Raw records:
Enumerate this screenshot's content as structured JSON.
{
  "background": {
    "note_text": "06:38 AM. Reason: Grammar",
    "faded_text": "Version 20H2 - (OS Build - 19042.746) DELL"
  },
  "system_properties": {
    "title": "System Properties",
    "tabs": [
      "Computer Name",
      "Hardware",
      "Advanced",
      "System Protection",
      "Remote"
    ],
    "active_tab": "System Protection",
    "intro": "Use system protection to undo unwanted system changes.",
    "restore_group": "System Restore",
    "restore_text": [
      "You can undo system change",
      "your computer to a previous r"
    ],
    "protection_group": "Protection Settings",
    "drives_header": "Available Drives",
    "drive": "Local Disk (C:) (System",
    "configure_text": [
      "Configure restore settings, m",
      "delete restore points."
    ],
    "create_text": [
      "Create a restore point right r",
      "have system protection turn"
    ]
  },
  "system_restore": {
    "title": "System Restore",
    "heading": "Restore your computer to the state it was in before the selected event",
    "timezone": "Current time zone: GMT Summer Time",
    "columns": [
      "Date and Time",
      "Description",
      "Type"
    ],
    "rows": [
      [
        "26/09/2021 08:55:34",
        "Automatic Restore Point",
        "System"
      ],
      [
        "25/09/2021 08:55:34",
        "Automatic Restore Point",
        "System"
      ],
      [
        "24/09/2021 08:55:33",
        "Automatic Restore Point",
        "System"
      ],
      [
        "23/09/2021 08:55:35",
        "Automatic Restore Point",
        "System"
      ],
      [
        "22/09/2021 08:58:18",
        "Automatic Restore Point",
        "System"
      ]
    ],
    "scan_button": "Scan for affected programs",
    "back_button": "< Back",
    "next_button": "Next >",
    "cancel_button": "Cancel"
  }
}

Problem statement: Restate the records, all of them, precisely as written.

Solution to this task:
Enumerate this screenshot's content as structured JSON.
{
  "background": {
    "note_text": "06:38 AM. Reason: Grammar",
    "faded_text": "Version 20H2 - (OS Build - 19042.746) DELL"
  },
  "system_properties": {
    "title": "System Properties",
    "tabs": [
      "Computer Name",
      "Hardware",
      "Advanced",
      "System Protection",
      "Remote"
    ],
    "active_tab": "System Protection",
    "intro": "Use system protection to undo unwanted system changes.",
    "restore_group": "System Restore",
    "restore_text": [
      "You can undo system change",
      "your computer to a previous r"
    ],
    "protection_group": "Protection Settings",
    "drives_header": "Available Drives",
    "drive": "Local Disk (C:) (System",
    "configure_text": [
      "Configure restore settings, m",
      "delete restore points."
    ],
    "create_text": [
      "Create a restore point right r",
      "have system protection turn"
    ]
  },
  "system_restore": {
    "title": "System Restore",
    "heading": "Restore your computer to the state it was in before the selected event",
    "timezone": "Current time zone: GMT Summer Time",
    "columns": [
      "Date and Time",
      "Description",
      "Type"
    ],
    "rows": [
      [
        "26/09/2021 08:55:34",
        "Automatic Restore Point",
        "System"
      ],
      [
        "25/09/2021 08:55:34",
        "Automatic Restore Point",
        "System"
      ],
      [
        "24/09/2021 08:55:33",
        "Automatic Restore Point",
        "System"
      ],
      [
        "23/09/2021 08:55:35",
        "Automatic Restore Point",
        "System"
      ],
      [
        "22/09/2021 08:58:18",
        "Automatic Restore Point",
        "System"
      ]
    ],
    "scan_button": "Scan for affected programs",
    "back_button": "< Back",
    "next_button": "Next >",
    "cancel_button": "Cancel"
  }
}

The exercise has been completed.